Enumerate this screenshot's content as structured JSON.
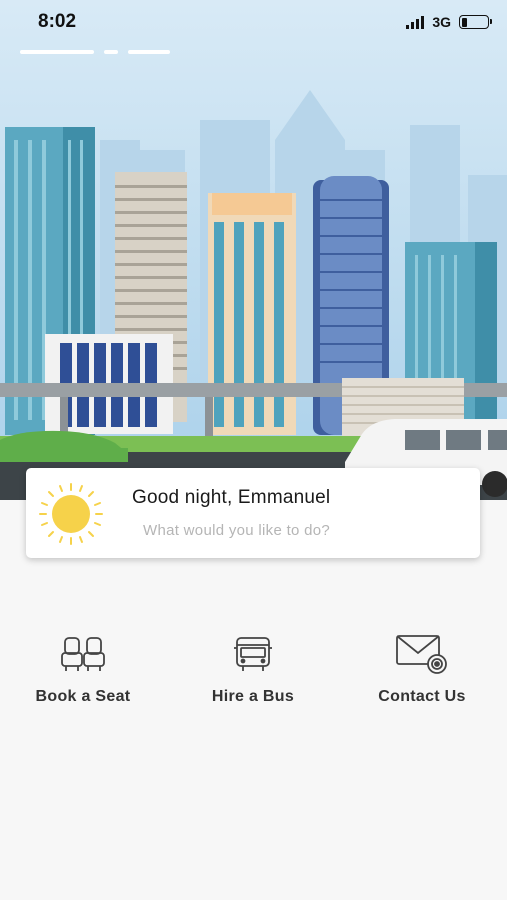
{
  "status_bar": {
    "time": "8:02",
    "network": "3G",
    "battery_level": 0.22,
    "signal_bars": 4
  },
  "pager": {
    "pages": 3,
    "active_index": 0
  },
  "greeting": {
    "title": "Good night, Emmanuel",
    "subtitle": "What would you like to do?",
    "icon": "sun-icon"
  },
  "actions": [
    {
      "label": "Book a Seat",
      "icon": "seat-icon"
    },
    {
      "label": "Hire a Bus",
      "icon": "bus-icon"
    },
    {
      "label": "Contact Us",
      "icon": "mail-icon"
    }
  ],
  "colors": {
    "background": "#f7f7f7",
    "sky": "#bfdcef",
    "sun": "#f6d24a",
    "text_primary": "#1a1a1a",
    "text_secondary": "#b5b5b5"
  }
}
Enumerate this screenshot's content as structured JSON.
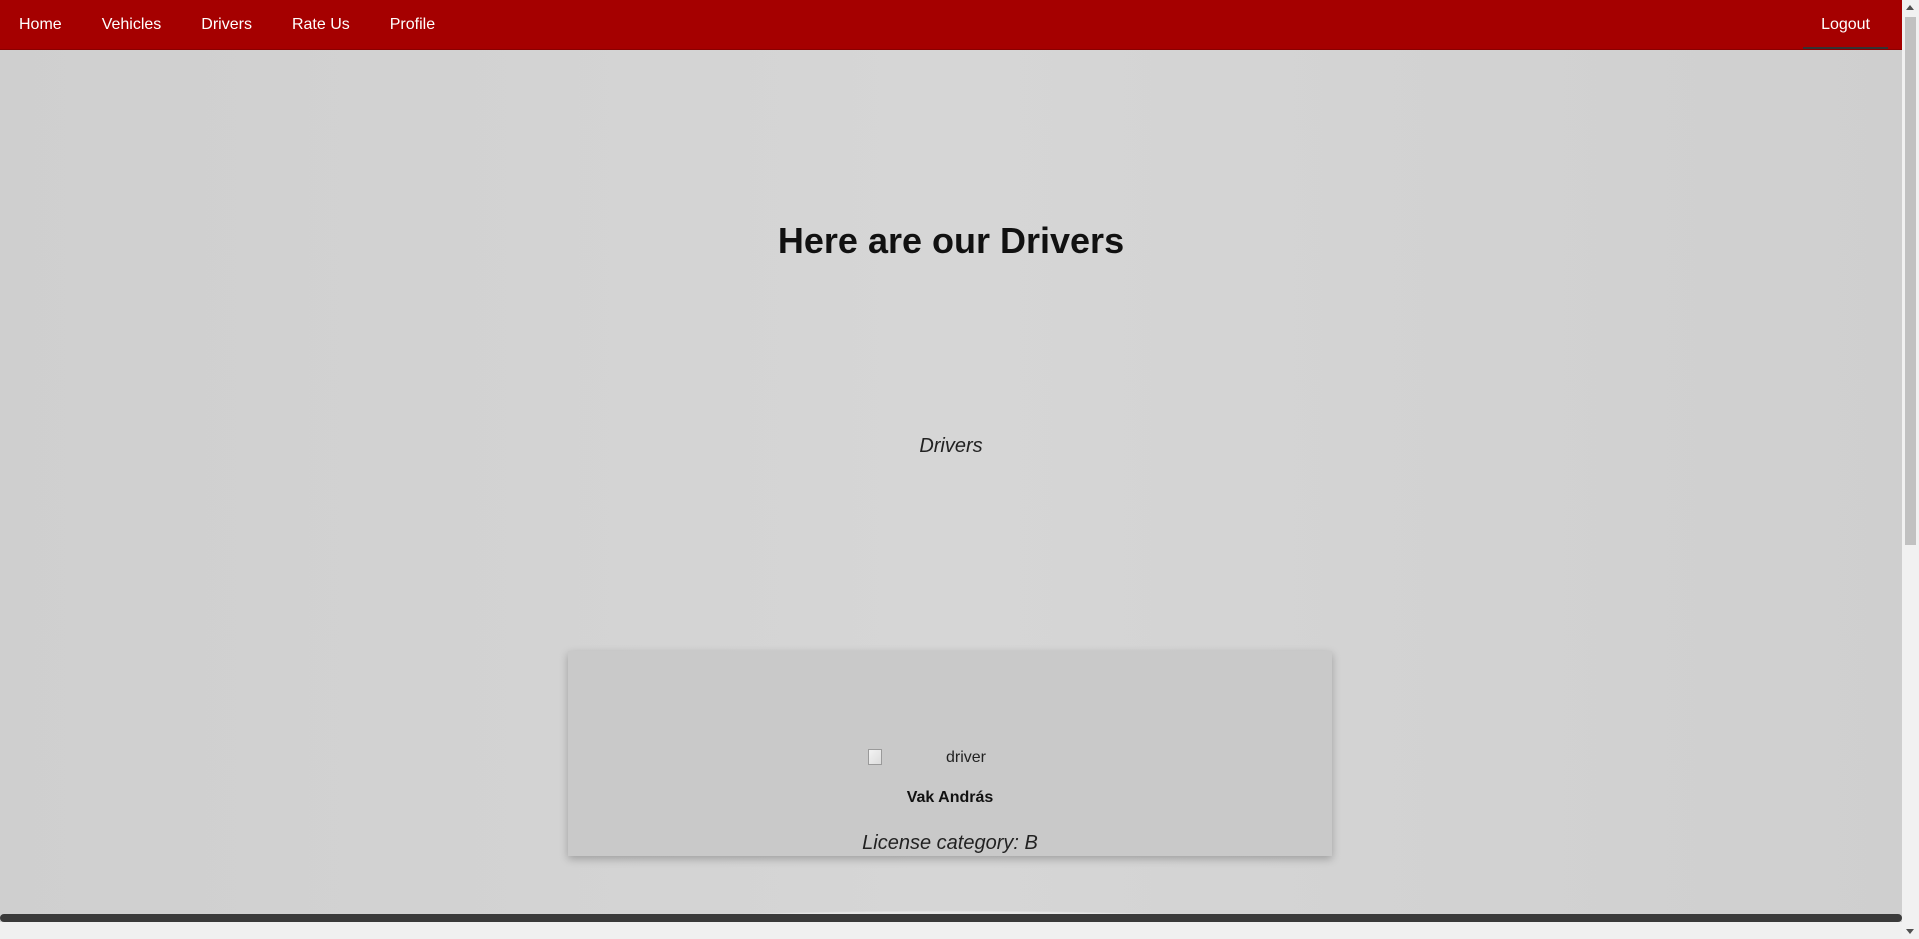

-=-=-

● **GOAL**: Leave out the pictures and return every record word for word.

● **ANSWER FOR THE TASK**:
Enumerate this screenshot's content as structured JSON.
{
  "status_bar": {
    "time": "8:02",
    "network": "3G",
    "battery_level": 0.22,
    "signal_bars": 4
  },
  "pager": {
    "pages": 3,
    "active_index": 0
  },
  "greeting": {
    "title": "Good night, Emmanuel",
    "subtitle": "What would you like to do?",
    "icon": "sun-icon"
  },
  "actions": [
    {
      "label": "Book a Seat",
      "icon": "seat-icon"
    },
    {
      "label": "Hire a Bus",
      "icon": "bus-icon"
    },
    {
      "label": "Contact Us",
      "icon": "mail-icon"
    }
  ],
  "colors": {
    "background": "#f7f7f7",
    "sky": "#bfdcef",
    "sun": "#f6d24a",
    "text_primary": "#1a1a1a",
    "text_secondary": "#b5b5b5"
  }
}
Enumerate this screenshot's content as structured JSON.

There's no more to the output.